» STATED TASK:
Find each line with the string "screenshot" and copy it.
☆ ☆ ☆
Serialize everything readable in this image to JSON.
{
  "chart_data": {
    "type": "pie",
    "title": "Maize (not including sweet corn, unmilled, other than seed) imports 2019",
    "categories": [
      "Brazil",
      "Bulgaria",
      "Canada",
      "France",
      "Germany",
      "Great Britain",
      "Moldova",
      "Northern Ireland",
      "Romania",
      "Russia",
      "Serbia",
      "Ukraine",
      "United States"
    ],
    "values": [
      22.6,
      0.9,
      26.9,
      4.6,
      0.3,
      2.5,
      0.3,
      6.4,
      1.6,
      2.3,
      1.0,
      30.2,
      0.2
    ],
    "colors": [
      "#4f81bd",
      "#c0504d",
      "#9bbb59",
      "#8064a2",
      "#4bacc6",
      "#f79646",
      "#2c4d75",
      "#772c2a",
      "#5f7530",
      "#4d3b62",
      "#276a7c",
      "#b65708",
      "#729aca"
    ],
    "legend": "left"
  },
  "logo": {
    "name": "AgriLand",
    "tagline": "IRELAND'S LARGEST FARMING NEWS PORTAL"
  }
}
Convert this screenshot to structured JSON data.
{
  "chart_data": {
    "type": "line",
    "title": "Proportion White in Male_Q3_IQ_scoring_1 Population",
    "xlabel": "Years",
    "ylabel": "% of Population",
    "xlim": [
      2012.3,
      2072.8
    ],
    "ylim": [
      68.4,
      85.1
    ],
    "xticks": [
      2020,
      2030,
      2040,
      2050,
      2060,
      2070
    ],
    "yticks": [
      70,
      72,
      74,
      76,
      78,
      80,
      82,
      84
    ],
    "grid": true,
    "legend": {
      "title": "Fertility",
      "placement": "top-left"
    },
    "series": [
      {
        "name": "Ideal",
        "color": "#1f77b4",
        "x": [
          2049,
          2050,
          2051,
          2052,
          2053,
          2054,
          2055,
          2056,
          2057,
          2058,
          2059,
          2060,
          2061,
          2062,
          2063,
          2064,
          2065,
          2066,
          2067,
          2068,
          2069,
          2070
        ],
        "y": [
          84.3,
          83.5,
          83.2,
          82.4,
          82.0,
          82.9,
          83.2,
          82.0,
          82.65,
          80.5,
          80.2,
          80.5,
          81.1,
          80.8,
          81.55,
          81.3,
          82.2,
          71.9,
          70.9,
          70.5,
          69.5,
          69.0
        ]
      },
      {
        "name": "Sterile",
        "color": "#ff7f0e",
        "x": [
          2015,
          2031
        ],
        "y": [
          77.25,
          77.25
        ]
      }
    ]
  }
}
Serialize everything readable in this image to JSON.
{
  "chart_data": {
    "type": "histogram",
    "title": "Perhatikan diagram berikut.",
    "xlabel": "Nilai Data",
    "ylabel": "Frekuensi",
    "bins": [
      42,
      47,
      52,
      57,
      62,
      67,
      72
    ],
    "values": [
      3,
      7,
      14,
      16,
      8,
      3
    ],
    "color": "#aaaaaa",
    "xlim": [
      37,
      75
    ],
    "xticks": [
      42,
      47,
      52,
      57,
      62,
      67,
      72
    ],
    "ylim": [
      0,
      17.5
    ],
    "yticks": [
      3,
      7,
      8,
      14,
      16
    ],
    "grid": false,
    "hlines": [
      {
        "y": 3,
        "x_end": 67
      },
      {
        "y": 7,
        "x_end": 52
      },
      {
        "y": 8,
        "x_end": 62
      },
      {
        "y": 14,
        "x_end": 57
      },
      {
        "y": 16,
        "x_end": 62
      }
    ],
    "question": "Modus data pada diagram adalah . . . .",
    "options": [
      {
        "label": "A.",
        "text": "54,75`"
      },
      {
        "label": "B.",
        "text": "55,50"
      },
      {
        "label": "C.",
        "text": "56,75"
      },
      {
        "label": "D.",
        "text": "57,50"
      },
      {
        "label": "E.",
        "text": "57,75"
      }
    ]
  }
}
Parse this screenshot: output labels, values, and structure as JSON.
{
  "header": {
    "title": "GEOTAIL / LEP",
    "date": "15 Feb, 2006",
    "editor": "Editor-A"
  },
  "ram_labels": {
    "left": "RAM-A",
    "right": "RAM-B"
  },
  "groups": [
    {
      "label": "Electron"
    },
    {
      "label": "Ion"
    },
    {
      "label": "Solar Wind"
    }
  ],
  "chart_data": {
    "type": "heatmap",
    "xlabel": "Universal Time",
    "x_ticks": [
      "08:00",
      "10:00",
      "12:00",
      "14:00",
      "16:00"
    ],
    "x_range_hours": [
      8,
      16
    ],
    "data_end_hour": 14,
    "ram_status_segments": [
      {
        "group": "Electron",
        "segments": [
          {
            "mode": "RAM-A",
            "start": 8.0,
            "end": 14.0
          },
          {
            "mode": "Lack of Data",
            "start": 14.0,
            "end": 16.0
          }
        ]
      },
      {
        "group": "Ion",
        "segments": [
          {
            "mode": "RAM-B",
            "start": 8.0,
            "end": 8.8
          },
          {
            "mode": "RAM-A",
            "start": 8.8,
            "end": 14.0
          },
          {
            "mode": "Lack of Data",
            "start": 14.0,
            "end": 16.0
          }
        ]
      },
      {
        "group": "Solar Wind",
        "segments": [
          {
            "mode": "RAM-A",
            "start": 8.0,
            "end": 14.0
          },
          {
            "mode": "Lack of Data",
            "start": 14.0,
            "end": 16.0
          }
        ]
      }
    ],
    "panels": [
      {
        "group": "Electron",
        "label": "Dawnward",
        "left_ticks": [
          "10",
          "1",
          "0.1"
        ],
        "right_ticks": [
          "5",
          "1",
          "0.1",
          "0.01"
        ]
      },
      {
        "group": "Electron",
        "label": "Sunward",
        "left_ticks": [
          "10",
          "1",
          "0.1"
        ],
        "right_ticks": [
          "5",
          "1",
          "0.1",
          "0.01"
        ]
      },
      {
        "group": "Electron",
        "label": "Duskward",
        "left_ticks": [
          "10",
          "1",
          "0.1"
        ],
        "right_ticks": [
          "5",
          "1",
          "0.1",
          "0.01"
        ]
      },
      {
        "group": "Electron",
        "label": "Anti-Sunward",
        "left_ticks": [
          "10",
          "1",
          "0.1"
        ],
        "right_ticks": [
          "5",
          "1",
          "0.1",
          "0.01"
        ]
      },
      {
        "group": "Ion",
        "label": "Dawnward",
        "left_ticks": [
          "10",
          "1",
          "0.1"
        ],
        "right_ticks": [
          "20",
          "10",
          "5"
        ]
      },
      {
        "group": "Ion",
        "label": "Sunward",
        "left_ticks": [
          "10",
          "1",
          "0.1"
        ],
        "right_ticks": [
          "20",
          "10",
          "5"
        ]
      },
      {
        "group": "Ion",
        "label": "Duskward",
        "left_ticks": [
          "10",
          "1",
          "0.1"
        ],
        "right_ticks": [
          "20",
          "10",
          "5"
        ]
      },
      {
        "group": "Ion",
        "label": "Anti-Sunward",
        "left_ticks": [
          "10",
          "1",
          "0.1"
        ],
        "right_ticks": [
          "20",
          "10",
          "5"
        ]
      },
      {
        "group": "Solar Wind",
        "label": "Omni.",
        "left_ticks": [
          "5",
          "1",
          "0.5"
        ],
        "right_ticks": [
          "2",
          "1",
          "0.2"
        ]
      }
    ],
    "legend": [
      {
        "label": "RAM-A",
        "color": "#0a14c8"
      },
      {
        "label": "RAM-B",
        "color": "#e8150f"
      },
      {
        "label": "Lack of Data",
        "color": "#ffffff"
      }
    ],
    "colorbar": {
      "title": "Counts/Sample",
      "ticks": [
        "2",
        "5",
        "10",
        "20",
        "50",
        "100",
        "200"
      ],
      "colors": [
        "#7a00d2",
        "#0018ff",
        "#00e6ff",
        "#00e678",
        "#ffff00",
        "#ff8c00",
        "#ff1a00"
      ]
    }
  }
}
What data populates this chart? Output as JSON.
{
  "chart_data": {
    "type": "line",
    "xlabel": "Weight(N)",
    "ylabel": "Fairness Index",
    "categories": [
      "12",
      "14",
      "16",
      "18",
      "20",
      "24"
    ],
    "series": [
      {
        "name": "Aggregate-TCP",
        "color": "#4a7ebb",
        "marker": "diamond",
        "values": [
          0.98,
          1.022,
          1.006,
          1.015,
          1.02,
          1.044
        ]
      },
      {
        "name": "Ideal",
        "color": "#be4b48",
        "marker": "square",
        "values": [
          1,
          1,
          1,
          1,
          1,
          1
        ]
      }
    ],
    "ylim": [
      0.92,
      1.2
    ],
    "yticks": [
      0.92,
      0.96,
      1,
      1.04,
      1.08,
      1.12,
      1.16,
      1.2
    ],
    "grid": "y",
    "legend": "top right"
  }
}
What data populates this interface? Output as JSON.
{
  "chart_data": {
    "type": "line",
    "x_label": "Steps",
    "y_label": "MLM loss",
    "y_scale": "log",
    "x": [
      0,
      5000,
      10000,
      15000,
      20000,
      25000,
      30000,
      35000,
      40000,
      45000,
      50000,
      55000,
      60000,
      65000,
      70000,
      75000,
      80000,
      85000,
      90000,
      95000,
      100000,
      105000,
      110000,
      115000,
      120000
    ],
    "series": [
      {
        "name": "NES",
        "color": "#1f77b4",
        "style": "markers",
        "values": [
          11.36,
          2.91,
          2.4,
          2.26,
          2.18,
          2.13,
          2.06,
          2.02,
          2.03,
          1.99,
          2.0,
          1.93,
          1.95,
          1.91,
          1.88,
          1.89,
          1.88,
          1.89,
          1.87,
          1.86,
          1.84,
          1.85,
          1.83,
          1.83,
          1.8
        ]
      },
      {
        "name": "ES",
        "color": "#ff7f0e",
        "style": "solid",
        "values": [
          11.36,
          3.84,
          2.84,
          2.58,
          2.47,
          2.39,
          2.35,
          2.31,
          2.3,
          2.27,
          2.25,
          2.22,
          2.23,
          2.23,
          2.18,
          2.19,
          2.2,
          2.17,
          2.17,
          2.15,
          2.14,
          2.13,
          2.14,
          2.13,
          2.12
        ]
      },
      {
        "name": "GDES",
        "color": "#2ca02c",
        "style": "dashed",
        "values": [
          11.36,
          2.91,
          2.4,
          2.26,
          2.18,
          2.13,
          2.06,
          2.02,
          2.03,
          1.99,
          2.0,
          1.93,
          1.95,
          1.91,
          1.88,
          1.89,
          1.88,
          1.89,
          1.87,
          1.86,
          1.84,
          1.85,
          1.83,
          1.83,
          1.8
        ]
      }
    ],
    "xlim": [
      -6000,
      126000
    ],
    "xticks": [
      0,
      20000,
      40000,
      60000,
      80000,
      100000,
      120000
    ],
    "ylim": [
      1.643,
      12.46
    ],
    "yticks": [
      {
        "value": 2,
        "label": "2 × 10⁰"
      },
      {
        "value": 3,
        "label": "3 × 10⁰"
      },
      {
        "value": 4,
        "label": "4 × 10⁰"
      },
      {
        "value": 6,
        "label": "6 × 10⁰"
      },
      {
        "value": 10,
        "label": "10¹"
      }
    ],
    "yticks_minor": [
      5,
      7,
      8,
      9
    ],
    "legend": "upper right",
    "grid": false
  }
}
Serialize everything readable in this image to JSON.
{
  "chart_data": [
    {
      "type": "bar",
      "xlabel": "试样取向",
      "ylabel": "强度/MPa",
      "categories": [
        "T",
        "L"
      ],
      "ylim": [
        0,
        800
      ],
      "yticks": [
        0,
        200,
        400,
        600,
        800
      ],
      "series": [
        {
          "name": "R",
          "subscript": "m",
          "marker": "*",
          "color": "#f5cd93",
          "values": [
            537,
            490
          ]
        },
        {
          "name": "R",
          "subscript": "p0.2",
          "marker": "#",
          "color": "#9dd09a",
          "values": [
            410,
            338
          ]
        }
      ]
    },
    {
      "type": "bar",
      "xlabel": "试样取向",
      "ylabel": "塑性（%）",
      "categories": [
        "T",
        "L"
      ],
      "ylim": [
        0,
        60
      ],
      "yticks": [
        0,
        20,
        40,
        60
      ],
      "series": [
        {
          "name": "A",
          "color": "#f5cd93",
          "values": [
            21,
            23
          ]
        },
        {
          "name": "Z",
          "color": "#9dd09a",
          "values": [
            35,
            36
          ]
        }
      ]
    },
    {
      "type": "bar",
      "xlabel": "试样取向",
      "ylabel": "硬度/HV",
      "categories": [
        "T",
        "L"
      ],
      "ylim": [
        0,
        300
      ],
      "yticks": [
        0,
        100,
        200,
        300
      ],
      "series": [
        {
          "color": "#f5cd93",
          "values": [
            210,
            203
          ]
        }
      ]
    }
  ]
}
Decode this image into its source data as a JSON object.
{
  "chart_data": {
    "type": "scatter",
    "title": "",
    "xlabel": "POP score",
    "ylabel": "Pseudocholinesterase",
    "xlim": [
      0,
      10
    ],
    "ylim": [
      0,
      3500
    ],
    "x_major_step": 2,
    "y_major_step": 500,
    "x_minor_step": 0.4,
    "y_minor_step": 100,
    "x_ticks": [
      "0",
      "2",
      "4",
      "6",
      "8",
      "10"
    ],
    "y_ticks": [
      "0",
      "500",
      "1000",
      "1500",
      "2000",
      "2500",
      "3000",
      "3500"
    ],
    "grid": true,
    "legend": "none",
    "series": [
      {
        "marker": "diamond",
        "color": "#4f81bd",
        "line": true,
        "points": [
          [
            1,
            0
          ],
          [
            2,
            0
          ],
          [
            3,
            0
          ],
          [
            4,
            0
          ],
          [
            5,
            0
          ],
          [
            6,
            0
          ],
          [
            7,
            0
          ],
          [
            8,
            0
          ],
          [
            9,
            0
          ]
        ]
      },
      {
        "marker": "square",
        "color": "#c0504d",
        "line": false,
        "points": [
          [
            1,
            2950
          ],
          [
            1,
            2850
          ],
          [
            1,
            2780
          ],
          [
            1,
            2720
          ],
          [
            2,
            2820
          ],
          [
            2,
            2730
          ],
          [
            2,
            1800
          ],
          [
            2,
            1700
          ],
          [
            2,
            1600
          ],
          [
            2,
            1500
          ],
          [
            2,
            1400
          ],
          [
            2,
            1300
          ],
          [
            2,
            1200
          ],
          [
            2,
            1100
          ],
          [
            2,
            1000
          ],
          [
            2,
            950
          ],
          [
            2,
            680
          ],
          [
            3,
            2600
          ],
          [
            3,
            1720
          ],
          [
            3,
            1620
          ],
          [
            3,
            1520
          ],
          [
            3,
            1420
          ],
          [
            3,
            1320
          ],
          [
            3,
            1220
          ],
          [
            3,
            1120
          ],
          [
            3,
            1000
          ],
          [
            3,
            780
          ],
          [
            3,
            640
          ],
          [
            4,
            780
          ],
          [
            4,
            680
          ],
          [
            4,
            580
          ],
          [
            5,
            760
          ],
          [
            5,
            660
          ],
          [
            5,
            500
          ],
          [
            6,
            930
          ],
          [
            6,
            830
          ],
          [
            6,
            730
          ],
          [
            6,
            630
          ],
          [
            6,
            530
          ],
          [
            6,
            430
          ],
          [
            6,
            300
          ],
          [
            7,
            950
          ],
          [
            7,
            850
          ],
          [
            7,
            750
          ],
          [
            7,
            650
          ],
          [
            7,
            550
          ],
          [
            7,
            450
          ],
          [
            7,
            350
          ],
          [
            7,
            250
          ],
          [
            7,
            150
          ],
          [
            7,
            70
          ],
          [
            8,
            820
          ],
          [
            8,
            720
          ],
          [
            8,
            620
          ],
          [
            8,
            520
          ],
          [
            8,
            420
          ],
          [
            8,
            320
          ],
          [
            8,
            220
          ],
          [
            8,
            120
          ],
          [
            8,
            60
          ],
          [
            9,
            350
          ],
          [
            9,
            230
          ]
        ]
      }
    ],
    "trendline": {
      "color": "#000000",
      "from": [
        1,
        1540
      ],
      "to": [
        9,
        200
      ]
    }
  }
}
☆ ☆ ☆
» ANSWER IN FULL:
Convert this screenshot to structured JSON data.
Parse this screenshot: output labels, values, and structure as JSON.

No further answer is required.